*Direction*.
Show every line where "content" occurs.

>> Start Data provided

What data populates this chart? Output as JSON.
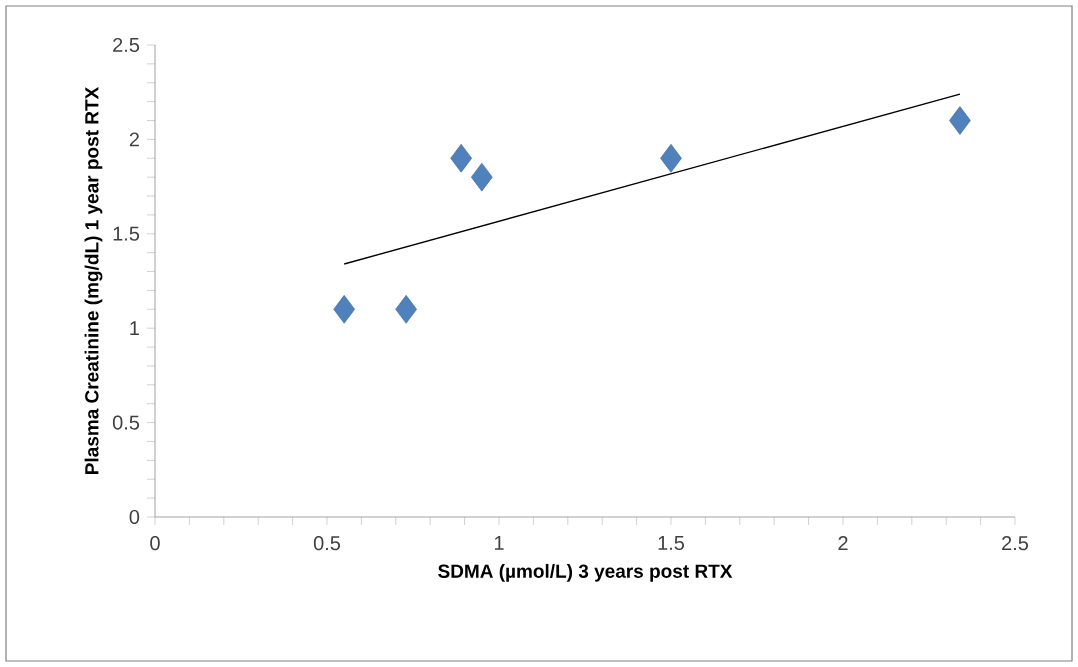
{
  "chart_data": {
    "type": "scatter",
    "xlabel": "SDMA (µmol/L) 3 years post RTX",
    "ylabel": "Plasma Creatinine (mg/dL) 1 year post RTX",
    "xlim": [
      0,
      2.5
    ],
    "ylim": [
      0,
      2.5
    ],
    "xticks": [
      0,
      0.5,
      1,
      1.5,
      2,
      2.5
    ],
    "yticks": [
      0,
      0.5,
      1,
      1.5,
      2,
      2.5
    ],
    "series": [
      {
        "marker": "diamond",
        "color": "#4f81bd",
        "x": [
          0.55,
          0.73,
          0.89,
          0.95,
          1.5,
          2.34
        ],
        "values": [
          1.1,
          1.1,
          1.9,
          1.8,
          1.9,
          2.1
        ]
      },
      {
        "type": "line",
        "marker": "none",
        "color": "#000000",
        "x": [
          0.55,
          2.34
        ],
        "values": [
          1.34,
          2.24
        ]
      }
    ]
  }
}
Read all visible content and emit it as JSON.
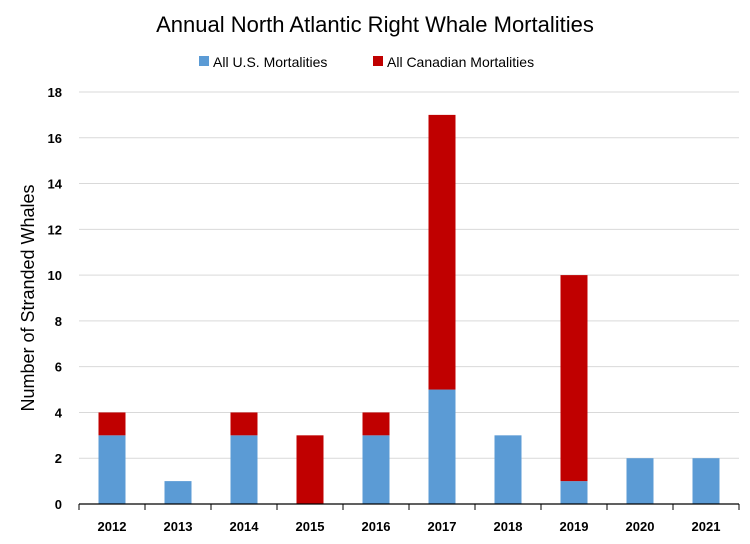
{
  "chart_data": {
    "type": "bar",
    "stacked": true,
    "title": "Annual North Atlantic Right Whale Mortalities",
    "xlabel": "",
    "ylabel": "Number of  Stranded Whales",
    "ylim": [
      0,
      18
    ],
    "yticks": [
      0,
      2,
      4,
      6,
      8,
      10,
      12,
      14,
      16,
      18
    ],
    "grid": true,
    "legend_position": "top",
    "categories": [
      "2012",
      "2013",
      "2014",
      "2015",
      "2016",
      "2017",
      "2018",
      "2019",
      "2020",
      "2021"
    ],
    "series": [
      {
        "name": "All U.S. Mortalities",
        "color": "#5b9bd5",
        "values": [
          3,
          1,
          3,
          0,
          3,
          5,
          3,
          1,
          2,
          2
        ]
      },
      {
        "name": "All Canadian Mortalities",
        "color": "#c00000",
        "values": [
          1,
          0,
          1,
          3,
          1,
          12,
          0,
          9,
          0,
          0
        ]
      }
    ]
  }
}
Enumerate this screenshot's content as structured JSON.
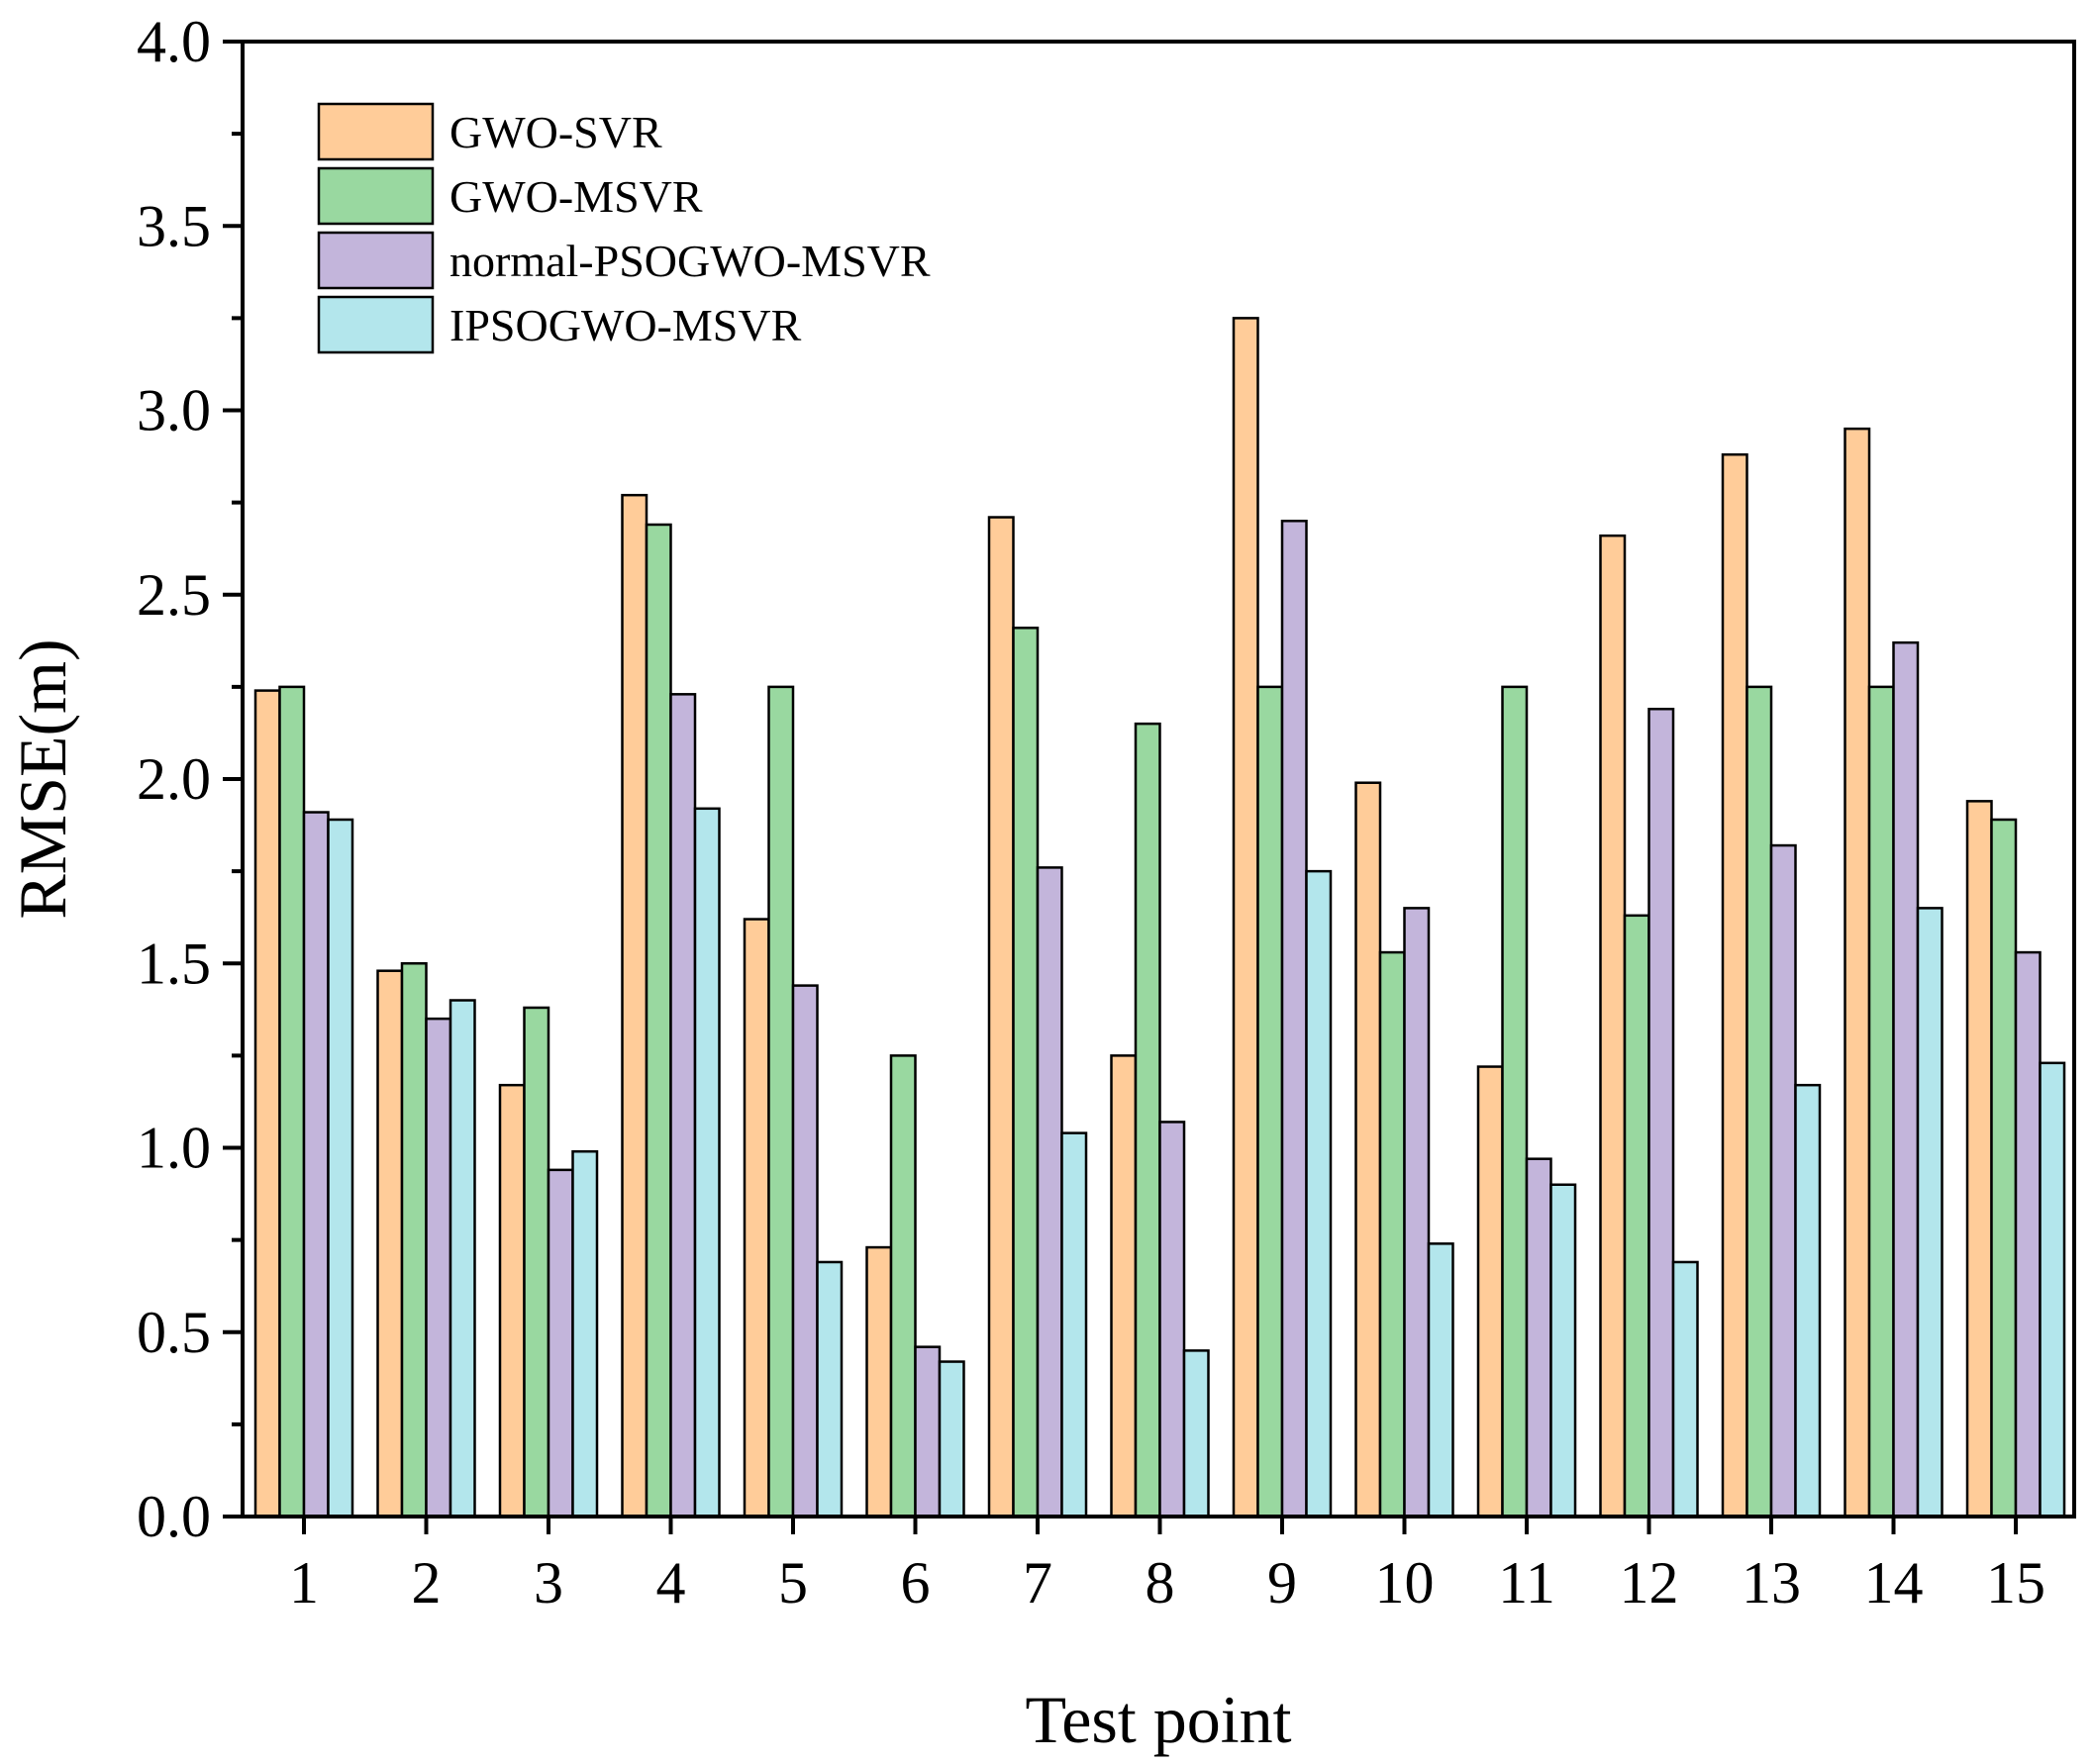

>> End Data provided

*Full solution*.
Read all visible content and emit it as JSON.
Enumerate this screenshot's content as structured JSON.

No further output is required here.